• [WHAT IS NEEDED] Show every line where "本报记者" occurs.

• [EXERCISE MATERIAL]
_____
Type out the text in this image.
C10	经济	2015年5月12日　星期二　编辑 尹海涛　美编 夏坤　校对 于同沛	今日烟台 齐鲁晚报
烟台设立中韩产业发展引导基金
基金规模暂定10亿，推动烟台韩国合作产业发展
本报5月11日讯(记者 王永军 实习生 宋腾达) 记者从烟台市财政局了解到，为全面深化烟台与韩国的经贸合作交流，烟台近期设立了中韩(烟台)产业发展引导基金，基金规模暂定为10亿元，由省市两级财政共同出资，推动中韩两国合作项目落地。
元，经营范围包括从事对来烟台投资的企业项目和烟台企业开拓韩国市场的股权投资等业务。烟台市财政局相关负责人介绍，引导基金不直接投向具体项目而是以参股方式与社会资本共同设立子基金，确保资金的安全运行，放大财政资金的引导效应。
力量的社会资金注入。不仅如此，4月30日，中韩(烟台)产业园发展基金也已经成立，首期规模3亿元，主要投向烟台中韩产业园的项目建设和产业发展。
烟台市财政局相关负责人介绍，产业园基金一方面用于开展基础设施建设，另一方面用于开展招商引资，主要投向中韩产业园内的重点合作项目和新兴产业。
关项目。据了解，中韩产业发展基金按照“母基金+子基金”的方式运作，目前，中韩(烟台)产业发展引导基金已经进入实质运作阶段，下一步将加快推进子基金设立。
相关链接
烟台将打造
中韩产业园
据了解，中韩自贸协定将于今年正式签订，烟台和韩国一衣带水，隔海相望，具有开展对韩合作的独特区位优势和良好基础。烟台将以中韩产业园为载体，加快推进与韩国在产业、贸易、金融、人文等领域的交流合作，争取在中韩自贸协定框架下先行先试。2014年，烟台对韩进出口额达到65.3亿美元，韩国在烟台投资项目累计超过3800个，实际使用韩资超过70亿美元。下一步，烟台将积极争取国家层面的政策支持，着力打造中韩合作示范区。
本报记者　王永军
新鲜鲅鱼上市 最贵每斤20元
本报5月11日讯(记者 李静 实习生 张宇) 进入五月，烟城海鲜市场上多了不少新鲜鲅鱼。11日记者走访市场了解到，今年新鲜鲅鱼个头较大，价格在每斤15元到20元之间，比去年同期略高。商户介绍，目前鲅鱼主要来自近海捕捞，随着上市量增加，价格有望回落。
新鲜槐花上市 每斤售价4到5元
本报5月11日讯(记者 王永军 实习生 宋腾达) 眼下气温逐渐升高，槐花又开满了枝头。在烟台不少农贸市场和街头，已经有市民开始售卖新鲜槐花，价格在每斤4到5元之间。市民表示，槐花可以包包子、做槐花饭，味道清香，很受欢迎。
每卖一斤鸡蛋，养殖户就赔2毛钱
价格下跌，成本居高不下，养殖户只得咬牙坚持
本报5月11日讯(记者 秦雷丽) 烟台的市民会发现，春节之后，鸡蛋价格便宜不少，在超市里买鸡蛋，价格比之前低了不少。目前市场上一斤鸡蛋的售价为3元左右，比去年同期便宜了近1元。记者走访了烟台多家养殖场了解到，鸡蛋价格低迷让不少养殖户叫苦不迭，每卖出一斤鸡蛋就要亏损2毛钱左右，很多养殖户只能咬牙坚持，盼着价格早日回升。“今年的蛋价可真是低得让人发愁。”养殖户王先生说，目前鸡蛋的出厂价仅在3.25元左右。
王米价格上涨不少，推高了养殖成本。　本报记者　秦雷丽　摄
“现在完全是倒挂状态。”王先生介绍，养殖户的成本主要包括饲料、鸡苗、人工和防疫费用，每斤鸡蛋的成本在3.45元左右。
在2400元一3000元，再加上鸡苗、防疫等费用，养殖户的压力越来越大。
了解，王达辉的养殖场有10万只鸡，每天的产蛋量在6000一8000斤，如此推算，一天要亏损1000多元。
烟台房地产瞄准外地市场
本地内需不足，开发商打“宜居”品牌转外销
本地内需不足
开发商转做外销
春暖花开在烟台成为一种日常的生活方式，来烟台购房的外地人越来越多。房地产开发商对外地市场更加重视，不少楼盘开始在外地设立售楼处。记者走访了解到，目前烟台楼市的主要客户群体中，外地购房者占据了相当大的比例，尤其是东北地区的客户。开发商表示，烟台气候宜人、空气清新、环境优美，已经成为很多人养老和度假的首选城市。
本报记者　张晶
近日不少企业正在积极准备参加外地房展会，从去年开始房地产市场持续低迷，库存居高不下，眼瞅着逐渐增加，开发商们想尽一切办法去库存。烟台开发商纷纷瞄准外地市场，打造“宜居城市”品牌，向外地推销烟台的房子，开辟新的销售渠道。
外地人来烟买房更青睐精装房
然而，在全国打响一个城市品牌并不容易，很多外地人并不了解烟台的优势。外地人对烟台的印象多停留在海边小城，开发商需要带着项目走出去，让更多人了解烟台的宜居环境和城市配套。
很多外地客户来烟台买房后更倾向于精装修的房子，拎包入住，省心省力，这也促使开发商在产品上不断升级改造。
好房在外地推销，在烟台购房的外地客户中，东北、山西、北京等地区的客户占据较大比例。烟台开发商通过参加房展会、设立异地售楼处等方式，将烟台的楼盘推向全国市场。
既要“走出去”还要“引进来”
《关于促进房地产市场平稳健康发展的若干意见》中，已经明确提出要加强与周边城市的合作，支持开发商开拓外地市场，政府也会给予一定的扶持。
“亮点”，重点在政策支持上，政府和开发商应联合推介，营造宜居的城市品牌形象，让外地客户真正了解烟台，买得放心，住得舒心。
_____
• [WORKED ANSWER]
本报记者　王永军
王米价格上涨不少，推高了养殖成本。　本报记者　秦雷丽　摄
本报记者　张晶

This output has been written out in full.